■ GIVEN EXERCISE ■
Take each line containing "Opacidad" and report it exactly as written.

■ ROWS ■
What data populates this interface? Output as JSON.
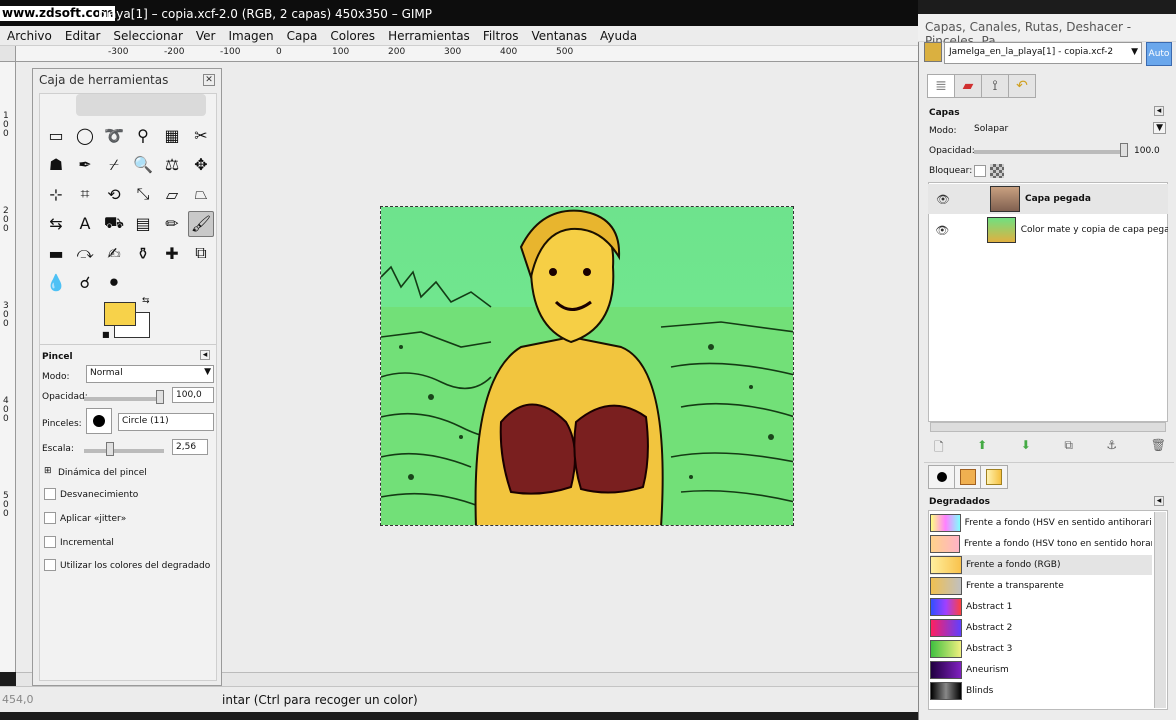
{
  "watermark": "www.zdsoft.com",
  "window_title": "playa[1] – copia.xcf-2.0 (RGB, 2 capas) 450x350 – GIMP",
  "menu": [
    "Archivo",
    "Editar",
    "Seleccionar",
    "Ver",
    "Imagen",
    "Capa",
    "Colores",
    "Herramientas",
    "Filtros",
    "Ventanas",
    "Ayuda"
  ],
  "ruler_h": [
    "-300",
    "-200",
    "-100",
    "0",
    "100",
    "200",
    "300",
    "400",
    "500"
  ],
  "ruler_v": [
    "1\n0\n0",
    "2\n0\n0",
    "3\n0\n0",
    "4\n0\n0",
    "5\n0\n0"
  ],
  "status": {
    "coords": "454,0",
    "message": "intar (Ctrl para recoger un color)"
  },
  "toolbox": {
    "title": "Caja de herramientas",
    "tools": [
      {
        "icon": "rect-select-icon",
        "glyph": "▭"
      },
      {
        "icon": "ellipse-select-icon",
        "glyph": "◯"
      },
      {
        "icon": "lasso-icon",
        "glyph": "➰"
      },
      {
        "icon": "fuzzy-select-icon",
        "glyph": "⚲"
      },
      {
        "icon": "color-select-icon",
        "glyph": "▦"
      },
      {
        "icon": "scissors-icon",
        "glyph": "✂"
      },
      {
        "icon": "foreground-select-icon",
        "glyph": "☗"
      },
      {
        "icon": "paths-icon",
        "glyph": "✒"
      },
      {
        "icon": "color-picker-icon",
        "glyph": "⌿"
      },
      {
        "icon": "zoom-icon",
        "glyph": "🔍"
      },
      {
        "icon": "measure-icon",
        "glyph": "⚖"
      },
      {
        "icon": "move-icon",
        "glyph": "✥"
      },
      {
        "icon": "align-icon",
        "glyph": "⊹"
      },
      {
        "icon": "crop-icon",
        "glyph": "⌗"
      },
      {
        "icon": "rotate-icon",
        "glyph": "⟲"
      },
      {
        "icon": "scale-icon",
        "glyph": "⤡"
      },
      {
        "icon": "shear-icon",
        "glyph": "▱"
      },
      {
        "icon": "perspective-icon",
        "glyph": "⏢"
      },
      {
        "icon": "flip-icon",
        "glyph": "⇆"
      },
      {
        "icon": "text-icon",
        "glyph": "A"
      },
      {
        "icon": "bucket-fill-icon",
        "glyph": "⛟"
      },
      {
        "icon": "blend-icon",
        "glyph": "▤"
      },
      {
        "icon": "pencil-icon",
        "glyph": "✏"
      },
      {
        "icon": "paintbrush-icon",
        "glyph": "🖌"
      },
      {
        "icon": "eraser-icon",
        "glyph": "▬"
      },
      {
        "icon": "airbrush-icon",
        "glyph": "⤼"
      },
      {
        "icon": "ink-icon",
        "glyph": "✍"
      },
      {
        "icon": "clone-icon",
        "glyph": "⚱"
      },
      {
        "icon": "heal-icon",
        "glyph": "✚"
      },
      {
        "icon": "perspective-clone-icon",
        "glyph": "⧉"
      },
      {
        "icon": "blur-icon",
        "glyph": "💧"
      },
      {
        "icon": "smudge-icon",
        "glyph": "☌"
      },
      {
        "icon": "dodge-burn-icon",
        "glyph": "⚫"
      }
    ],
    "fg_color": "#f7d24a",
    "bg_color": "#ffffff"
  },
  "tool_options": {
    "title": "Pincel",
    "mode_label": "Modo:",
    "mode_value": "Normal",
    "opacity_label": "Opacidad:",
    "opacity_value": "100,0",
    "opacity": 1.0,
    "brush_label": "Pinceles:",
    "brush_value": "Circle (11)",
    "scale_label": "Escala:",
    "scale_value": "2,56",
    "scale": 0.27,
    "dynamics_label": "Dinámica del pincel",
    "fade_label": "Desvanecimiento",
    "jitter_label": "Aplicar «jitter»",
    "incremental_label": "Incremental",
    "gradient_colors_label": "Utilizar los colores del degradado"
  },
  "dock": {
    "title": "Capas, Canales, Rutas, Deshacer - Pinceles, Pa...",
    "image_selector": "Jamelga_en_la_playa[1] - copia.xcf-2",
    "auto_label": "Auto",
    "tabs": [
      "layers-tab-icon",
      "channels-tab-icon",
      "paths-tab-icon",
      "undo-tab-icon"
    ],
    "layers": {
      "title": "Capas",
      "mode_label": "Modo:",
      "mode_value": "Solapar",
      "opacity_label": "Opacidad:",
      "opacity_value": "100.0",
      "opacity": 1.0,
      "lock_label": "Bloquear:",
      "items": [
        {
          "name": "Capa pegada",
          "bold": true
        },
        {
          "name": "Color mate y copia de capa pegad",
          "bold": false
        }
      ]
    },
    "gradients": {
      "title": "Degradados",
      "items": [
        {
          "name": "Frente a fondo (HSV en sentido antihorario)",
          "colors": [
            "#ffff80",
            "#ff80ff",
            "#80ffff"
          ]
        },
        {
          "name": "Frente a fondo (HSV tono en sentido horario)",
          "colors": [
            "#ffd28a",
            "#ffb3c6"
          ]
        },
        {
          "name": "Frente a fondo (RGB)",
          "colors": [
            "#ffef9e",
            "#f9c24c"
          ]
        },
        {
          "name": "Frente a transparente",
          "colors": [
            "#f0c050",
            "#c0c0c0"
          ]
        },
        {
          "name": "Abstract 1",
          "colors": [
            "#3050ff",
            "#a040ff",
            "#ff4040"
          ]
        },
        {
          "name": "Abstract 2",
          "colors": [
            "#ff2060",
            "#6040ff"
          ]
        },
        {
          "name": "Abstract 3",
          "colors": [
            "#40c040",
            "#f0f080"
          ]
        },
        {
          "name": "Aneurism",
          "colors": [
            "#200040",
            "#8020c0"
          ]
        },
        {
          "name": "Blinds",
          "colors": [
            "#000",
            "#888",
            "#000"
          ]
        }
      ]
    }
  }
}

■ RESPONSE TO THIS EXERCISE ■
    "opacity_label": "Opacidad:",
      "opacity_label": "Opacidad:",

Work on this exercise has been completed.